※この歴史編纂はLiberという国を☆、♧、〇の3人で立ち上げてからの軌跡を記したものである。詳しくはLiber用語及び中の人たちを参照。
2021年5月某日、国家戦略会議「ユグドラシル」開催。
話題は生存本能の話から、思考の話へ。人は思考を持ったことで、本能を抑圧できるようになった。しかし、その対価として得たものは…。
☆「だから、知恵を持ってしまったからだよ。」
♧「ああ、そういうこと。アダムとイブの知恵の実の話になるな。知恵を持ったことによって、種としては繫栄したことになるな。」
☆「うん。」
♧「なぜ、知恵を持ったのが人間なのかな?知恵を持ったから人間なのかもしれないけど。」
☆「その代わりに苦しみを頂いた、と。」
♧「うん、まぁ、な。…苦しまない人間もいるんだけどな。」
☆「苦しんでいることを実感していないってのが正しいところ。」
♧「うん。」
☆「だから、僕は、人間のいない世界が良い。」
♧「ん~、お前の言う人間って、そういう人間か。」
☆「そしたら僕も考えなくていいんでしょ?」
.....
__取り組む課題__.
A – Liberの歴史編纂のうち「2021年5月某日、国家戦略会議「ユグドラシル」開催。」から「人間なのかもしれないけど。」」まで（両端を含む）を、「知恵」を「知識」に置き換えて書き直してください。
B – Liberの歴史編纂について答えてください。
(i) 2021年5月某日に開かれた国家戦略会議の名称は何ですか？
(ii) Liberという国は何人で立ち上げられましたか？
(iii) ♧が知恵の実の話として挙げたのは誰の話ですか？
C – Liberの歴史編纂の会話を、最後の☆の発言に続けて書き進めてください。
.....
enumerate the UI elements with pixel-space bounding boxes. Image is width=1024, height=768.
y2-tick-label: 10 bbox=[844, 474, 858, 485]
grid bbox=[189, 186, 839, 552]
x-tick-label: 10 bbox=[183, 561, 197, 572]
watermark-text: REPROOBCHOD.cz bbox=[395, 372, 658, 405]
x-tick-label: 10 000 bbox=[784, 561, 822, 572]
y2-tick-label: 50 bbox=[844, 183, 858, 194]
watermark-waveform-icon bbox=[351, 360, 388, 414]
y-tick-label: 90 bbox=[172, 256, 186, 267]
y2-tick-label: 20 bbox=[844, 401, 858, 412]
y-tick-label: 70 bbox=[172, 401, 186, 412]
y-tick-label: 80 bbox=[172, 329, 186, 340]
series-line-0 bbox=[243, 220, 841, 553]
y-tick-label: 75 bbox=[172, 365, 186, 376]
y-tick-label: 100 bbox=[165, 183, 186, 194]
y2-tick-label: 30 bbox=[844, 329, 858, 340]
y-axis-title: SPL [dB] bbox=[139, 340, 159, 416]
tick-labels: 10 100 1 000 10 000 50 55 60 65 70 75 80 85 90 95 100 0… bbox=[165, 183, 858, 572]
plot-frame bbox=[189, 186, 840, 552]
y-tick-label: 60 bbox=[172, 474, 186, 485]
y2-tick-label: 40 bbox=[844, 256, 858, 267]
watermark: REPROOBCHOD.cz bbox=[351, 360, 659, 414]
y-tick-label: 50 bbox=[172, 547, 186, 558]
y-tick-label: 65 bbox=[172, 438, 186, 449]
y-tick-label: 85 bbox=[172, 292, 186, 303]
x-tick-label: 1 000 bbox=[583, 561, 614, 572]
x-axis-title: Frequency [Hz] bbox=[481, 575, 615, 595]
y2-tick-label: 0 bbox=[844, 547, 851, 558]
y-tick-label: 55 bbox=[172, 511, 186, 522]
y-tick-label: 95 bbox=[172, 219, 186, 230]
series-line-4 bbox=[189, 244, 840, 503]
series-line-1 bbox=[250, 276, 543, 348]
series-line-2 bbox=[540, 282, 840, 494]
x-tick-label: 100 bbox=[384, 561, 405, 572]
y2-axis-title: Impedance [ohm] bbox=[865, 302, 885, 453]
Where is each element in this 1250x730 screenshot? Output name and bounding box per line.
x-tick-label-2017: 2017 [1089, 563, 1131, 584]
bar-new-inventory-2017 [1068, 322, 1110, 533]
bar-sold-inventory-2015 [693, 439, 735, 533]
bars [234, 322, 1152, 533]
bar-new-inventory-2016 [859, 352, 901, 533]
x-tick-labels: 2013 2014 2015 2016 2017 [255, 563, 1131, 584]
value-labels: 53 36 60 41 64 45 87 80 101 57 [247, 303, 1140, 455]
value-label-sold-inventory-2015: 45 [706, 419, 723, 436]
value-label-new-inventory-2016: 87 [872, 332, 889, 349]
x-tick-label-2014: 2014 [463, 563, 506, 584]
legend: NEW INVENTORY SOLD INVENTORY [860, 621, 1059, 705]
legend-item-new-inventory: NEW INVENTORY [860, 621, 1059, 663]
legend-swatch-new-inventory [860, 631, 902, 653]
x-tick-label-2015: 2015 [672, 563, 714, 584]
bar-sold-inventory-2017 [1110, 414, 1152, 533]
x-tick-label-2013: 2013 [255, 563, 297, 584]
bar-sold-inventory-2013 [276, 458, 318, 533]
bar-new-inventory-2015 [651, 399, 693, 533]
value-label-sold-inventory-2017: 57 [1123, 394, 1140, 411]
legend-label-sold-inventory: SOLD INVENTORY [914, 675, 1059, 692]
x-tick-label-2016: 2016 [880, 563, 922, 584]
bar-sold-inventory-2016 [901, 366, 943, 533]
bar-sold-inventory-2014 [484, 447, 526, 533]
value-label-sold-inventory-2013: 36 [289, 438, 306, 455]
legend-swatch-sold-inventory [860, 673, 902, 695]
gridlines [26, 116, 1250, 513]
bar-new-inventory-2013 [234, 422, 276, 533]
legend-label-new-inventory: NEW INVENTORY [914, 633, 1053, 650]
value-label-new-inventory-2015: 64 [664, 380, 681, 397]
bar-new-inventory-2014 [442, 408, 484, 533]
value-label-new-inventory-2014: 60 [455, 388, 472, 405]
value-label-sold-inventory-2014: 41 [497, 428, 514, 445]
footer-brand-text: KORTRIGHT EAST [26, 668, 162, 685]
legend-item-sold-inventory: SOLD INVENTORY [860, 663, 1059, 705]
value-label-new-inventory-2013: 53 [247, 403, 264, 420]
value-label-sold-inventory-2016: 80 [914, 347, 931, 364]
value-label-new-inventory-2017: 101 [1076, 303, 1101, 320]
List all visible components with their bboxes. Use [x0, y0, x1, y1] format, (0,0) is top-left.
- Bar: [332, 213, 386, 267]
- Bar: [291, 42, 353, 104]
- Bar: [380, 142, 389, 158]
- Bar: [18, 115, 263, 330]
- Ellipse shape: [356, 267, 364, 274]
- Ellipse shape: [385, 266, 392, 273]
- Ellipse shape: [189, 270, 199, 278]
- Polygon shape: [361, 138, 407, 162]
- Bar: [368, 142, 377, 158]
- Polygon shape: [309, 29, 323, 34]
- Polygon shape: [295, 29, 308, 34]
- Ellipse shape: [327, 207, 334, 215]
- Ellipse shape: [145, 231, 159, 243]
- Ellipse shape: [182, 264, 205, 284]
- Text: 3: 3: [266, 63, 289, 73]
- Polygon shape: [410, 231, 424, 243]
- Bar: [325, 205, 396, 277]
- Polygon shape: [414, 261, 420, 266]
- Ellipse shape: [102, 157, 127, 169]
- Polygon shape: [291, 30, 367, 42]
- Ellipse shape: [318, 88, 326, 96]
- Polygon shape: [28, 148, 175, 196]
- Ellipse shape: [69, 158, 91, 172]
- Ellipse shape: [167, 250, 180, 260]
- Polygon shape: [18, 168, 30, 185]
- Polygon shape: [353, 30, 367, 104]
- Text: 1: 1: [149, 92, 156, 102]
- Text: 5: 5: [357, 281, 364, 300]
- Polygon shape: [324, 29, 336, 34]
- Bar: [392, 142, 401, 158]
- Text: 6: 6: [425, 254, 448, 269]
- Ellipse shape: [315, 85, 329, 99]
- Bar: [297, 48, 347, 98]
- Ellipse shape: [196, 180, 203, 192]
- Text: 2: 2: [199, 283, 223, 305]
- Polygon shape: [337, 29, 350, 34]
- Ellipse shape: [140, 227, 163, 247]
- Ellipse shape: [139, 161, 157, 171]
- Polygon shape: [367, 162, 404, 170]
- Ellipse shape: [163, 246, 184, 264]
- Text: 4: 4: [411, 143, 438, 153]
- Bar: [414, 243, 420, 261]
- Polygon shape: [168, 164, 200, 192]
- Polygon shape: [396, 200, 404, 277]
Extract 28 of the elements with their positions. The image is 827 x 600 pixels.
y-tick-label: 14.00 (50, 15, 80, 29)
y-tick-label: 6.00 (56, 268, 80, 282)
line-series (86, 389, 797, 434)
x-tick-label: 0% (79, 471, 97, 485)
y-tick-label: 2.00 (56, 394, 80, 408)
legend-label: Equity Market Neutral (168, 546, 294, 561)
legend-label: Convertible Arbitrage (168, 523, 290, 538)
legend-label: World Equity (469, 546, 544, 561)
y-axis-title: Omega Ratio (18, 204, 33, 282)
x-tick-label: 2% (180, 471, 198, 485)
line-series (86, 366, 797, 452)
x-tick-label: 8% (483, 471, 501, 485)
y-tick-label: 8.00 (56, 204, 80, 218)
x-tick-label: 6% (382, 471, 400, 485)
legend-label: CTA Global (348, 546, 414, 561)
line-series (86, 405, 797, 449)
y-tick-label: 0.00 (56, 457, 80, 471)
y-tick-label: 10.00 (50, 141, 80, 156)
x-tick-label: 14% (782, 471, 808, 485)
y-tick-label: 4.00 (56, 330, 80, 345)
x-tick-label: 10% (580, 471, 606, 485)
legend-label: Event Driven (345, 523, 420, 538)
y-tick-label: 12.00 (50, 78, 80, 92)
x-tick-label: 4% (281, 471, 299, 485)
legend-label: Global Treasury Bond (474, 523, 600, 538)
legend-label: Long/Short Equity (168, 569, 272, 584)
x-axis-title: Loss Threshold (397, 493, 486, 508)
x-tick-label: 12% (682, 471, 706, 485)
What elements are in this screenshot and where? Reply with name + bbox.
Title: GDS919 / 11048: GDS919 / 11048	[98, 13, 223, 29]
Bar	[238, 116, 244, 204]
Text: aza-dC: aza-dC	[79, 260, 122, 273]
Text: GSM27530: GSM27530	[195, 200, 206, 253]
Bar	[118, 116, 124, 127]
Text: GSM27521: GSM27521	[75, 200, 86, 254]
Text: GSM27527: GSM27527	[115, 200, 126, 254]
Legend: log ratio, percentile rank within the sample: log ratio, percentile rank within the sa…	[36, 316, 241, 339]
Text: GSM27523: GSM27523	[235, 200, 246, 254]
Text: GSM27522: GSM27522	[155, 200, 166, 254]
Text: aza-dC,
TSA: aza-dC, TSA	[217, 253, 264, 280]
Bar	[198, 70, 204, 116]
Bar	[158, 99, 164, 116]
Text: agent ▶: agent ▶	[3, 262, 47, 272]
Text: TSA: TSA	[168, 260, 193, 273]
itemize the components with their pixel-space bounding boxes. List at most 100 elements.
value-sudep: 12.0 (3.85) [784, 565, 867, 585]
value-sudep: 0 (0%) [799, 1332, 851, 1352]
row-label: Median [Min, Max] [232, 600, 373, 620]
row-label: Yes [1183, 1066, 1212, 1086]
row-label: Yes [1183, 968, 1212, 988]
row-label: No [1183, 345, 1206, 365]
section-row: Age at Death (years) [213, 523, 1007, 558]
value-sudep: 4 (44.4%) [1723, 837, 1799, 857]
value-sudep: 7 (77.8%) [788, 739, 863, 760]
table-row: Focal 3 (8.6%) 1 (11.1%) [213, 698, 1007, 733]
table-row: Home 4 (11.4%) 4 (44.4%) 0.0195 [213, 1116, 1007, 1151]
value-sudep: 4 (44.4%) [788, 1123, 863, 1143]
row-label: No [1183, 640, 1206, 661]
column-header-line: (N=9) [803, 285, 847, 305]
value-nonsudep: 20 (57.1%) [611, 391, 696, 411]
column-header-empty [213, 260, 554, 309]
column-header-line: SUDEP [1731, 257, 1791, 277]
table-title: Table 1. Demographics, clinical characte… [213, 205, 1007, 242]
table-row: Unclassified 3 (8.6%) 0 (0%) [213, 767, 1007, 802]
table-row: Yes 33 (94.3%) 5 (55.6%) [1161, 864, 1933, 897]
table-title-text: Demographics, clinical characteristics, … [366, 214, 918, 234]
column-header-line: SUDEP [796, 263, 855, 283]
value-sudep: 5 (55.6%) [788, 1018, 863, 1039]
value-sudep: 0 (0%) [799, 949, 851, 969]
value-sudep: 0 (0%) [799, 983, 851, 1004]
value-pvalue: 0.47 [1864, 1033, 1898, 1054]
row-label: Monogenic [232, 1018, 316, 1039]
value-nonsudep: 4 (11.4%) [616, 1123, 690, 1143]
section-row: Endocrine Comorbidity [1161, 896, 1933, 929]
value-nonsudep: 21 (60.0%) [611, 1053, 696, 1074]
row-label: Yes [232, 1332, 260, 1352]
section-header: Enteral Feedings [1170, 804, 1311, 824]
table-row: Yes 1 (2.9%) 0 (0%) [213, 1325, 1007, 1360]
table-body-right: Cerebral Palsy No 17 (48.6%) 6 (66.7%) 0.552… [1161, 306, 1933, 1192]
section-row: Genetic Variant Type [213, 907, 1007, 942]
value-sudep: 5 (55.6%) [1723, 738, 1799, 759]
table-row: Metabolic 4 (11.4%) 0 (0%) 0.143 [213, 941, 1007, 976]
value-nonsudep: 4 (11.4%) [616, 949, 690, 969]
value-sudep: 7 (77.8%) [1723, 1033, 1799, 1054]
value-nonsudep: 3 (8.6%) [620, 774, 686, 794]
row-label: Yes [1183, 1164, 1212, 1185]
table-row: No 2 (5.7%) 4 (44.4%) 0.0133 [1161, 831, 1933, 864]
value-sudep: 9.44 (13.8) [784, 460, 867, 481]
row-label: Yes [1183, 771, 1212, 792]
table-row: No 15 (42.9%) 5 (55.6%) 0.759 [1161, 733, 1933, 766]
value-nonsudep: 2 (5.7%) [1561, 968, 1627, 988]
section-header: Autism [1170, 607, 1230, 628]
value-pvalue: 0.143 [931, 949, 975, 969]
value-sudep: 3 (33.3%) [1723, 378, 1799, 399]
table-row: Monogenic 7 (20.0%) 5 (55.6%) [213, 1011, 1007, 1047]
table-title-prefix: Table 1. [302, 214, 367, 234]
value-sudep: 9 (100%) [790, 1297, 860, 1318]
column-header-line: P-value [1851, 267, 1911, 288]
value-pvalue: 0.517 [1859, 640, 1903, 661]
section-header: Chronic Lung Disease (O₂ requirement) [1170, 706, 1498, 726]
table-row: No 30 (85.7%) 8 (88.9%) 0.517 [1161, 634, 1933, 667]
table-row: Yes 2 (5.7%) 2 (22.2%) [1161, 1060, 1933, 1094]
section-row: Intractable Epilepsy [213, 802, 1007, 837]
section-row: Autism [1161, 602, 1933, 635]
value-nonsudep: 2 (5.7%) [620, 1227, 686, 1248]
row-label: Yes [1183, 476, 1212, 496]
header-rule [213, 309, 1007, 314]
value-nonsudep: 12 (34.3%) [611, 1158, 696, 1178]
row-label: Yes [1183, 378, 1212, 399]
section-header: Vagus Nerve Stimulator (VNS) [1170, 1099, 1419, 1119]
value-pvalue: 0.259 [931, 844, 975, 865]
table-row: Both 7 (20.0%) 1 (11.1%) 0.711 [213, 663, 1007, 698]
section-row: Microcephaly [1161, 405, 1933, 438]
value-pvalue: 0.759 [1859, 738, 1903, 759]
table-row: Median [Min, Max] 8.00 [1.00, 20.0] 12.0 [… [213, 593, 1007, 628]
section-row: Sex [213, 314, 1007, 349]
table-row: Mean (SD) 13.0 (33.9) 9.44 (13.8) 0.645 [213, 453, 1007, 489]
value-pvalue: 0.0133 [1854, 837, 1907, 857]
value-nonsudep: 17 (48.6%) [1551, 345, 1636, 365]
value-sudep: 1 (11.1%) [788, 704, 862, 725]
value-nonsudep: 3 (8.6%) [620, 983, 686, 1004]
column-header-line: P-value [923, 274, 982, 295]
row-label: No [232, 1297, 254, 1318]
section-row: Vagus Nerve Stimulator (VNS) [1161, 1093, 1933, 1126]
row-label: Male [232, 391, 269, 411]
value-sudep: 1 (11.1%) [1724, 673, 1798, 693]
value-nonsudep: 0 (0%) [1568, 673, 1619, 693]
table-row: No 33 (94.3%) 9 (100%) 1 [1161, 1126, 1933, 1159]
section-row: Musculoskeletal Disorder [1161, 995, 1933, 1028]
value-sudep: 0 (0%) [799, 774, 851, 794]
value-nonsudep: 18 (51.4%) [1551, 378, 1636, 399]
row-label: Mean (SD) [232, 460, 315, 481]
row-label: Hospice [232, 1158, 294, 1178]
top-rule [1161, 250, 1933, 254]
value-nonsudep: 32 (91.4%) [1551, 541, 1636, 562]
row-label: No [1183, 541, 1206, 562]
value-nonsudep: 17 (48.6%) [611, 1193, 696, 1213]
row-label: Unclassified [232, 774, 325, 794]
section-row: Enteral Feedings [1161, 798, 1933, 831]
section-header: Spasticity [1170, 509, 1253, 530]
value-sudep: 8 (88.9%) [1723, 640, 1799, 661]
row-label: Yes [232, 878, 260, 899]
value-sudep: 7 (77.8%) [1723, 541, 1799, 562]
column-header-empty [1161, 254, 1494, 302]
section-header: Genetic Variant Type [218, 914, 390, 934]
.....
__課題の解答__.
A –
2021年5月某日、国家戦略会議「ユグドラシル」開催。
話題は生存本能の話から、思考の話へ。人は思考を持ったことで、本能を抑圧できるようになった。しかし、その対価として得たものは…。
☆「だから、知識を持ってしまったからだよ。」
♧「ああ、そういうこと。アダムとイブの知識の実の話になるな。知識を持ったことによって、種としては繫栄したことになるな。」
☆「うん。」
♧「なぜ、知識を持ったのが人間なのかな?知識を持ったから人間なのかもしれないけど。」

B –
(i) ユグドラシル
(ii) 3人
(iii) アダムとイブ

C –
♧「うん、お前、それは、人間を辞めるってことだろ。」
☆「うん。」
♧「でも、(人間を辞めることと)思考の放棄とは別だと思うぞ。」
☆「だからさ、動物が(人間と)同じだったら動物は嫌だ。」
♧「…ああ、なるほど。動物も日々考えて苦しんでるんだったらってことね。」
☆「うん。そしたら、虫が良い。」
♧「いやいや、虫も考えてるわ。」
☆「…じゃあ、ミジンコにする?」
♧「いやいやいや、単細胞生物まで落とすな。」
☆「(笑)」
♧「自分が生きていることすら実感してないよ。…、ああ、ミジンコは単細胞じゃないか。」
☆「ミジンコじゃなかったっけ?単細胞?」
♧「ミジンコは単細胞じゃない。ミドリムシとかだったら単細胞だけど。」
☆「ああ、ミドリムシね?じゃあ、ミドリムシにしよっか?」
☆の世界観は厭世的というか悲観的な要素が多分に含まれていると、なんとなく思っていた。
その感覚が、彼にとって、意識的に快であるのか不快であるのかはわからないが、彼の途方もないロマンティストな一面や思慮深さを支えているのかもしれないと思う。
以前、「その世界観を先に進めたらどうか?」と☆に話をしたことがあるが、その時は「この世界観が好きだから嫌だ」と言っていた。
人間というのは、快であっても、不快であっても、自分が求めるものを選んで生きているんだと、つくづく思う。